◆ WORK INSTRUCTIONS ◆
Take each line containing "into" and report it exactly as written.

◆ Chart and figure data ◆
########################################
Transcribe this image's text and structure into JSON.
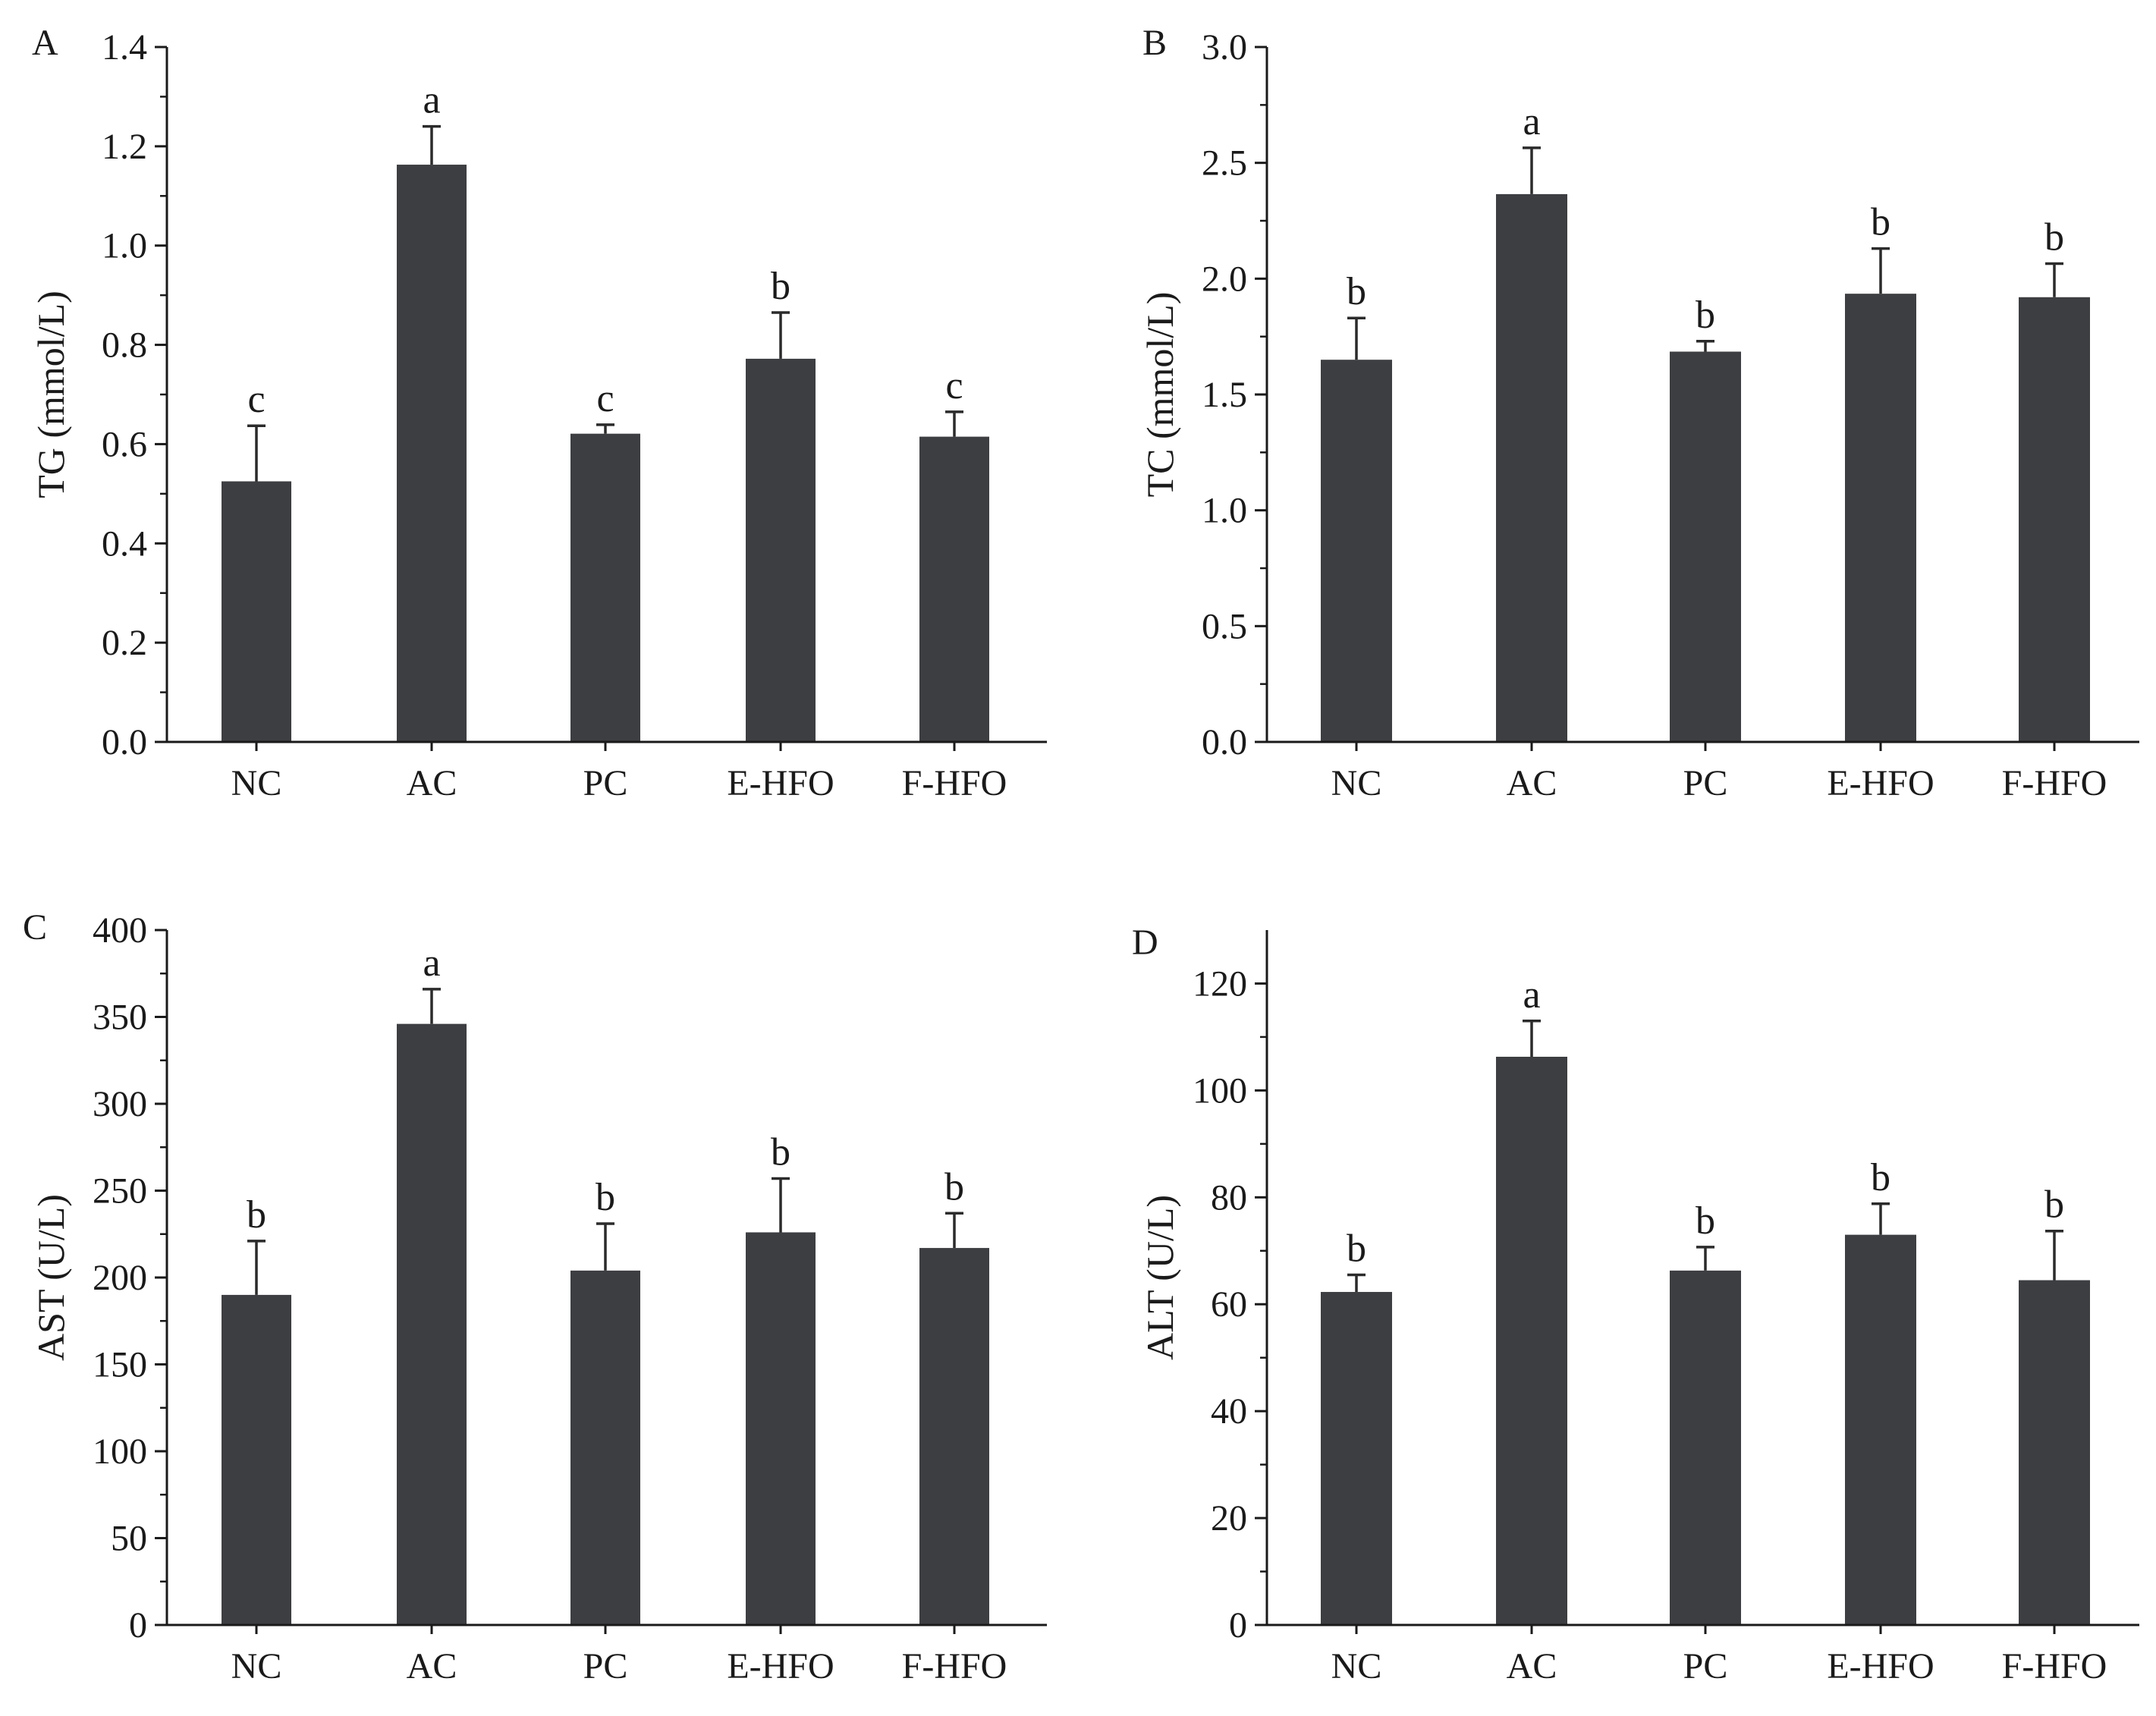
{
  "colors": {
    "bar": "#3d3e41",
    "axis": "#1a1a1a",
    "text": "#1a1a1a"
  },
  "chart_data": [
    {
      "type": "bar",
      "panel": "A",
      "categories": [
        "NC",
        "AC",
        "PC",
        "E-HFO",
        "F-HFO"
      ],
      "values": [
        0.525,
        1.163,
        0.621,
        0.772,
        0.615
      ],
      "errors": [
        0.112,
        0.077,
        0.018,
        0.093,
        0.05
      ],
      "significance": [
        "c",
        "a",
        "c",
        "b",
        "c"
      ],
      "ylabel": "TG (mmol/L)",
      "xlabel": "",
      "ylim": [
        0,
        1.4
      ],
      "yticks": [
        0,
        0.2,
        0.4,
        0.6,
        0.8,
        1.0,
        1.2,
        1.4
      ],
      "ytick_labels": [
        "0.0",
        "0.2",
        "0.4",
        "0.6",
        "0.8",
        "1.0",
        "1.2",
        "1.4"
      ]
    },
    {
      "type": "bar",
      "panel": "B",
      "categories": [
        "NC",
        "AC",
        "PC",
        "E-HFO",
        "F-HFO"
      ],
      "values": [
        1.65,
        2.365,
        1.685,
        1.935,
        1.92
      ],
      "errors": [
        0.18,
        0.2,
        0.045,
        0.195,
        0.145
      ],
      "significance": [
        "b",
        "a",
        "b",
        "b",
        "b"
      ],
      "ylabel": "TC (mmol/L)",
      "xlabel": "",
      "ylim": [
        0,
        3.0
      ],
      "yticks": [
        0,
        0.5,
        1.0,
        1.5,
        2.0,
        2.5,
        3.0
      ],
      "ytick_labels": [
        "0.0",
        "0.5",
        "1.0",
        "1.5",
        "2.0",
        "2.5",
        "3.0"
      ]
    },
    {
      "type": "bar",
      "panel": "C",
      "categories": [
        "NC",
        "AC",
        "PC",
        "E-HFO",
        "F-HFO"
      ],
      "values": [
        190,
        346,
        204,
        226,
        217
      ],
      "errors": [
        31,
        20,
        27,
        31,
        20
      ],
      "significance": [
        "b",
        "a",
        "b",
        "b",
        "b"
      ],
      "ylabel": "AST (U/L)",
      "xlabel": "",
      "ylim": [
        0,
        400
      ],
      "yticks": [
        0,
        50,
        100,
        150,
        200,
        250,
        300,
        350,
        400
      ],
      "ytick_labels": [
        "0",
        "50",
        "100",
        "150",
        "200",
        "250",
        "300",
        "350",
        "400"
      ]
    },
    {
      "type": "bar",
      "panel": "D",
      "categories": [
        "NC",
        "AC",
        "PC",
        "E-HFO",
        "F-HFO"
      ],
      "values": [
        62.3,
        106.3,
        66.3,
        73.0,
        64.5
      ],
      "errors": [
        3.2,
        6.7,
        4.4,
        5.8,
        9.2
      ],
      "significance": [
        "b",
        "a",
        "b",
        "b",
        "b"
      ],
      "ylabel": "ALT (U/L)",
      "xlabel": "",
      "ylim": [
        0,
        130
      ],
      "yticks": [
        0,
        20,
        40,
        60,
        80,
        100,
        120
      ],
      "ytick_labels": [
        "0",
        "20",
        "40",
        "60",
        "80",
        "100",
        "120"
      ]
    }
  ]
}
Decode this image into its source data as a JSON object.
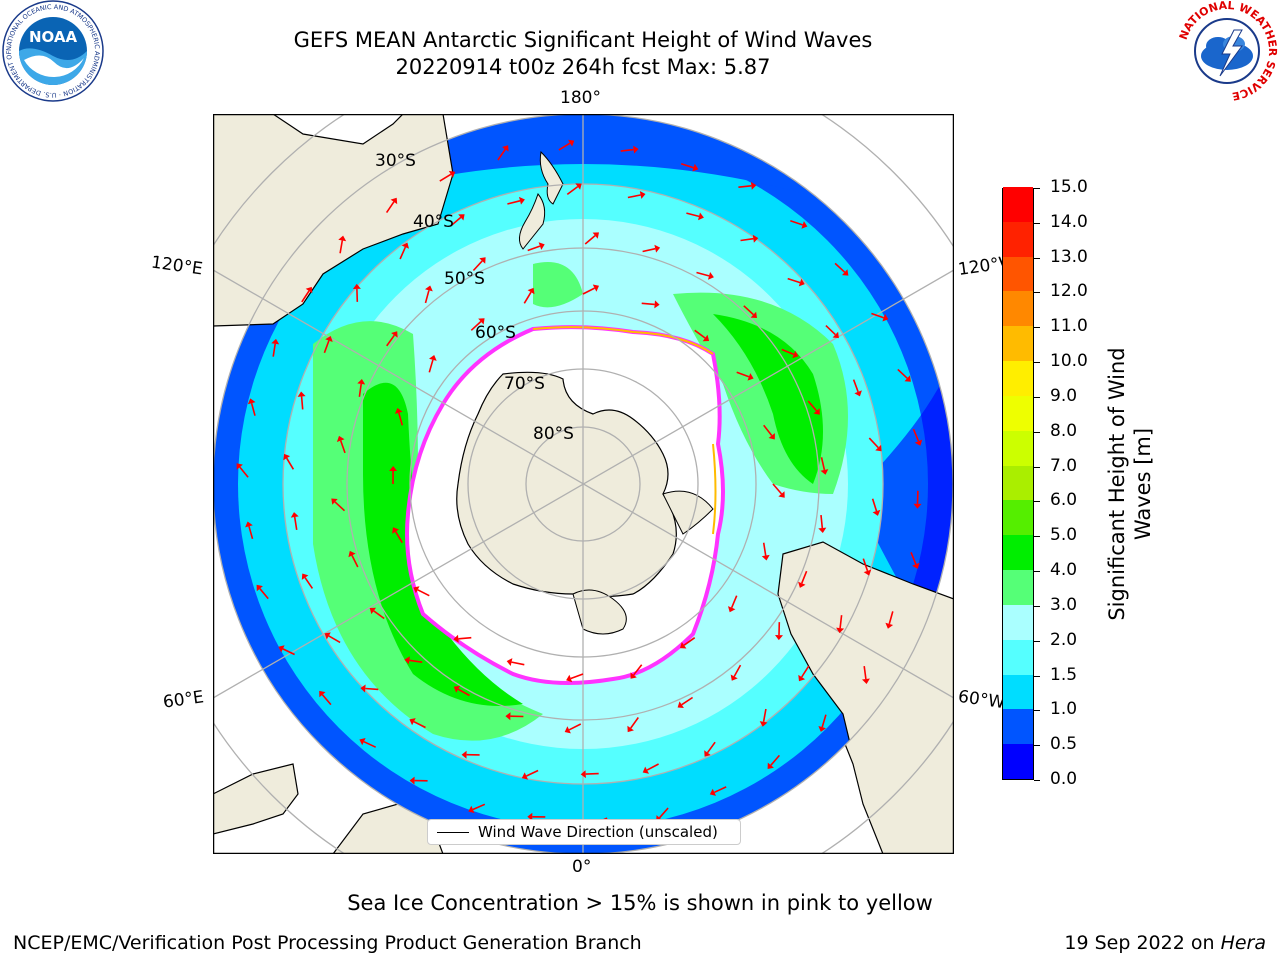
{
  "header": {
    "title_line1": "GEFS MEAN Antarctic Significant Height of Wind Waves",
    "title_line2": "20220914 t00z 264h fcst   Max: 5.87"
  },
  "logos": {
    "noaa_text": "NOAA",
    "noaa_ring_text": "NATIONAL OCEANIC AND ATMOSPHERIC ADMINISTRATION · U.S. DEPARTMENT OF COMMERCE",
    "nws_ring_text": "NATIONAL WEATHER SERVICE"
  },
  "map": {
    "lon_labels": {
      "top": "180°",
      "bottom": "0°",
      "upper_left": "120°E",
      "upper_right": "120°W",
      "lower_left": "60°E",
      "lower_right": "60°W"
    },
    "lat_labels": [
      "30°S",
      "40°S",
      "50°S",
      "60°S",
      "70°S",
      "80°S"
    ],
    "legend_label": "Wind Wave Direction (unscaled)",
    "colors": {
      "land": "#efecdc",
      "ice_edge": "#ff33ff",
      "arrow": "#ff0000",
      "grid": "#b0b0b0"
    }
  },
  "colorbar": {
    "label": "Significant Height of Wind Waves [m]",
    "ticks": [
      "0.0",
      "0.5",
      "1.0",
      "1.5",
      "2.0",
      "3.0",
      "4.0",
      "5.0",
      "6.0",
      "7.0",
      "8.0",
      "9.0",
      "10.0",
      "11.0",
      "12.0",
      "13.0",
      "14.0",
      "15.0"
    ],
    "colors": [
      "#0000ff",
      "#0055ff",
      "#00ddff",
      "#55ffff",
      "#aaffff",
      "#55ff77",
      "#00ee00",
      "#55ee00",
      "#aaee00",
      "#ccff00",
      "#eeff00",
      "#ffee00",
      "#ffbb00",
      "#ff8800",
      "#ff5500",
      "#ff2200",
      "#ff0000"
    ]
  },
  "footer": {
    "note": "Sea Ice Concentration > 15% is shown in pink to yellow",
    "left": "NCEP/EMC/Verification Post Processing Product Generation Branch",
    "right_prefix": "19 Sep 2022 on ",
    "right_machine": "Hera"
  }
}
########################################
◆ RESPONSE TO THE EXERCISE ◆
Transcribe this image's text and structure into JSON.
Decode this image into its source data as a JSON object.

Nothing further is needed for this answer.